▶ [SELECTED PASSAGE]:
● ● ● ● ●

Sunday, September 25, 2022

Between the Fiddle & the Fire

26th Sunday in Ordinary Time (C)
(World Day of Migrants & Refugees)

Readings: Amos 6: 1, 4-7; Psalm 145 (146): 7-10; 1 Timothy 6: 11-16; Luke 16: 19-31

Picture: cc paurian on Flickr

My dear friends, what do you think? Is there anything wrong with playing the violin? Of course not, right? And yet, haven’t we heard the phrase, to fiddle while Rome burns? It means to do something relatively trivial or irresponsible in the midst of a crisis or an emergency. On its own, fiddling is not a sin. But to do it when I should really be helping to put out a raging fire must surely be wrong, if not possibly a sign of insanity.

To fiddle while Rome burns. This is also the sinful tendency highlighted in both the first reading and the gospel. And I have to confess that I say this with a certain tremor in my heart, because I find this tendency in myself as well. The tendency to be so absorbed in seeking, securing and savouring my own comfort, success and enjoyment – including that of my family, my community and country – that I become oblivious to the suffering of many others around me. The readings speak of sprawling on cosy beds, dressing in fine clothes, feasting on sumptuous foods, even inventing musical instruments, without caring about the ruin of Joseph, or the misery of poor Lazarus. Fiddling while Rome burns.

● ● ● ● ●

▶ [GIVEN INFORMATION]:

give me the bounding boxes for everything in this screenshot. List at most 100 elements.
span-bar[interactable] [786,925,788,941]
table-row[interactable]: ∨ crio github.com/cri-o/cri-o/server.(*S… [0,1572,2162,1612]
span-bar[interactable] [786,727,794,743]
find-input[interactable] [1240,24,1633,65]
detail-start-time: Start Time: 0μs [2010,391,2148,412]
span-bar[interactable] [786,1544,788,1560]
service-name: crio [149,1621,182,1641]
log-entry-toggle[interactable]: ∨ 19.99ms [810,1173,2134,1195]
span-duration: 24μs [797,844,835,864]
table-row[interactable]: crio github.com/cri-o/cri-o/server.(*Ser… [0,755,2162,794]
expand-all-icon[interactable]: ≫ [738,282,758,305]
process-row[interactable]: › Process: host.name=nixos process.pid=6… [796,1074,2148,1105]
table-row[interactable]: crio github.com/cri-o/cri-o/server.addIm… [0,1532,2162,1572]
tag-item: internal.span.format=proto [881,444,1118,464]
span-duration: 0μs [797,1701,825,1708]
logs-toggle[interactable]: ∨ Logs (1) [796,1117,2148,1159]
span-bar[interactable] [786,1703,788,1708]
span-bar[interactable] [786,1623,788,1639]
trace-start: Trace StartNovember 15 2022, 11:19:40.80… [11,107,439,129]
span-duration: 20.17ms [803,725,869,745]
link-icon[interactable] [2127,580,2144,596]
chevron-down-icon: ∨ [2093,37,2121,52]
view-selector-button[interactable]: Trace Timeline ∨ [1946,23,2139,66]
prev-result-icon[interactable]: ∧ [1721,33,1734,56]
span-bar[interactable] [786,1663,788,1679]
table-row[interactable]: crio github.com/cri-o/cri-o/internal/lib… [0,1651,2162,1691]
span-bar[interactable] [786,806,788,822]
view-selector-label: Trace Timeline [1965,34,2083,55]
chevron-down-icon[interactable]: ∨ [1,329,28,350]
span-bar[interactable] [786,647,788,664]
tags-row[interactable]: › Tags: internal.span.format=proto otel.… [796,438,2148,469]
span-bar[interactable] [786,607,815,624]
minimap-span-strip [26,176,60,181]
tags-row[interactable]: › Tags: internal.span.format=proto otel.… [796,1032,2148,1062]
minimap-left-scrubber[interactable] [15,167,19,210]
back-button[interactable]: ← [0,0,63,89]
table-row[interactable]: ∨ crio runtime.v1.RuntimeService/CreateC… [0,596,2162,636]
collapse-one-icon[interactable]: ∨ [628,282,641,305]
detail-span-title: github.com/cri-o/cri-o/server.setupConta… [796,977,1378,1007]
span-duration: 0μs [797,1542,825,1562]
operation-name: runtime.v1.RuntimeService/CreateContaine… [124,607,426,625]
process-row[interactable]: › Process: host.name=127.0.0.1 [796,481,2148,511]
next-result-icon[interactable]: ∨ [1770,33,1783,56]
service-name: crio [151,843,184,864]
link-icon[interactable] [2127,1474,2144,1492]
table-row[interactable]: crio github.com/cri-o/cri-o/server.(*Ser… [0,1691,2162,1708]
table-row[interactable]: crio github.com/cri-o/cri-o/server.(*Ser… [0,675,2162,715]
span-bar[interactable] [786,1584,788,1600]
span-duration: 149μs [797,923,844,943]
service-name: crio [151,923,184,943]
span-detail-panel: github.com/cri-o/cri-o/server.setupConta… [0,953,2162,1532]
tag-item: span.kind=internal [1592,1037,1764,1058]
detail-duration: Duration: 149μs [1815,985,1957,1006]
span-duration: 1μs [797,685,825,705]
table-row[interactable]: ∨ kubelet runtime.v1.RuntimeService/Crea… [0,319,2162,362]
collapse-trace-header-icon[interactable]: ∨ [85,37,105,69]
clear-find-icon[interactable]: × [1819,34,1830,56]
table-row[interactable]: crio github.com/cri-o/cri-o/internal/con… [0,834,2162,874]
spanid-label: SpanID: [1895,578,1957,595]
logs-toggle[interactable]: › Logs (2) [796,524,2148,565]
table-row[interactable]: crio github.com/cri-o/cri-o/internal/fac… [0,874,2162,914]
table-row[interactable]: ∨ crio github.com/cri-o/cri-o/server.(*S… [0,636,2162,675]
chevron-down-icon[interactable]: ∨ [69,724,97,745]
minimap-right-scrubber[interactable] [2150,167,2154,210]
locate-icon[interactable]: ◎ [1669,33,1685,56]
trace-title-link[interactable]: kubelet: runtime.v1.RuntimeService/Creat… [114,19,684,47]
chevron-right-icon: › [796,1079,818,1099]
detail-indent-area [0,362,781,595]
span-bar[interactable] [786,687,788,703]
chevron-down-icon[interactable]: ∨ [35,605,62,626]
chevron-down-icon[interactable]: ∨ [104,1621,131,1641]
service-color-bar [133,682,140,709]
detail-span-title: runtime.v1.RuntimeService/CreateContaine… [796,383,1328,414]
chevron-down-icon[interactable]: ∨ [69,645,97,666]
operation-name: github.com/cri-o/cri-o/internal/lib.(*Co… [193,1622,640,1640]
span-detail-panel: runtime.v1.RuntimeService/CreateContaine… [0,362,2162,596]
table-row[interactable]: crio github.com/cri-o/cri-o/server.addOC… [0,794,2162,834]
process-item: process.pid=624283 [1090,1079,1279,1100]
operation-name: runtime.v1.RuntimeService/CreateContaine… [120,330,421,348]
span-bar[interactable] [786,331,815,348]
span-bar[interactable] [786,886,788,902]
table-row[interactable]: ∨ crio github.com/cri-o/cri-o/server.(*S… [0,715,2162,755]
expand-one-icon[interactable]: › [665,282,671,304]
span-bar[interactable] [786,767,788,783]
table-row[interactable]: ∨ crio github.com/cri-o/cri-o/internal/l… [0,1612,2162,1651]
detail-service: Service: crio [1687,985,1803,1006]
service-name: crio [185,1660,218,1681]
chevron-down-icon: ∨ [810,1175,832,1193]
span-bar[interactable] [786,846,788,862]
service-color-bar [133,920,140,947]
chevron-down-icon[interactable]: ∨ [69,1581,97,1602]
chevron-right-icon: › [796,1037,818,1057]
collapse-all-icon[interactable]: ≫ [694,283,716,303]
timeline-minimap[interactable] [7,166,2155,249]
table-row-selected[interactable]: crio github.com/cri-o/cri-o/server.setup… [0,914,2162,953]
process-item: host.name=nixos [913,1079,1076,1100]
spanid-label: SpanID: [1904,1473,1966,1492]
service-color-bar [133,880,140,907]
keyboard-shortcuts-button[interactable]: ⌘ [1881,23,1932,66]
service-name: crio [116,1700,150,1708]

● ● ● ● ●

▶ [SET EXERCISE 1]:
Transcribe the records word for word, beginning at their first line and stopping after the line that contains "chevron-down-icon: ∨ [2093,37,2121,52]".
▶ [SET EXERCISE 2]:
Go on with the homily about fiddling while Rome burns, picking up after its last sentence.
The text and the records come from unrelated sources.

▶ [EXERCISE RESULT 1]:
give me the bounding boxes for everything in this screenshot. List at most 100 elements.
span-bar[interactable] [786,925,788,941]
table-row[interactable]: ∨ crio github.com/cri-o/cri-o/server.(*S… [0,1572,2162,1612]
span-bar[interactable] [786,727,794,743]
find-input[interactable] [1240,24,1633,65]
detail-start-time: Start Time: 0μs [2010,391,2148,412]
span-bar[interactable] [786,1544,788,1560]
service-name: crio [149,1621,182,1641]
log-entry-toggle[interactable]: ∨ 19.99ms [810,1173,2134,1195]
span-duration: 24μs [797,844,835,864]
table-row[interactable]: crio github.com/cri-o/cri-o/server.(*Ser… [0,755,2162,794]
expand-all-icon[interactable]: ≫ [738,282,758,305]
process-row[interactable]: › Process: host.name=nixos process.pid=6… [796,1074,2148,1105]
table-row[interactable]: crio github.com/cri-o/cri-o/server.addIm… [0,1532,2162,1572]
tag-item: internal.span.format=proto [881,444,1118,464]
span-duration: 0μs [797,1701,825,1708]
logs-toggle[interactable]: ∨ Logs (1) [796,1117,2148,1159]
span-bar[interactable] [786,1703,788,1708]
span-bar[interactable] [786,1623,788,1639]
trace-start: Trace StartNovember 15 2022, 11:19:40.80… [11,107,439,129]
span-duration: 20.17ms [803,725,869,745]
link-icon[interactable] [2127,580,2144,596]
chevron-down-icon: ∨ [2093,37,2121,52]

▶ [EXERCISE RESULT 2]:
And isn’t it truly sobering to consider how easy it is to fall into this sin today? Continually, we receive news from around the world of people suffering terribly from the effects of climate-change, of economic disparity, of war and conflict. Effects which, I’m told, my own lifestyle somehow contributes to exacerbating, even if only in small ways. Surely, it can’t be right for me to focus only on enjoying my own life, without somehow attending to all this suffering.

What then am I to do? The scriptures offer not so much a prescription of solutions as a process of growth. A process that begins with what the rich man was hoping to do for his brothers, after his death. He wanted to help them repent. To turn their apathy into compassion. Beginning perhaps with a tremor in the heart. So that they might be more receptive to the voice of the Lord, and the cries of those who suffer, including the migrants and refugees we especially remember today. For the Lord protects the stranger… upholds the widow and orphan but thwarts the path of the wicked.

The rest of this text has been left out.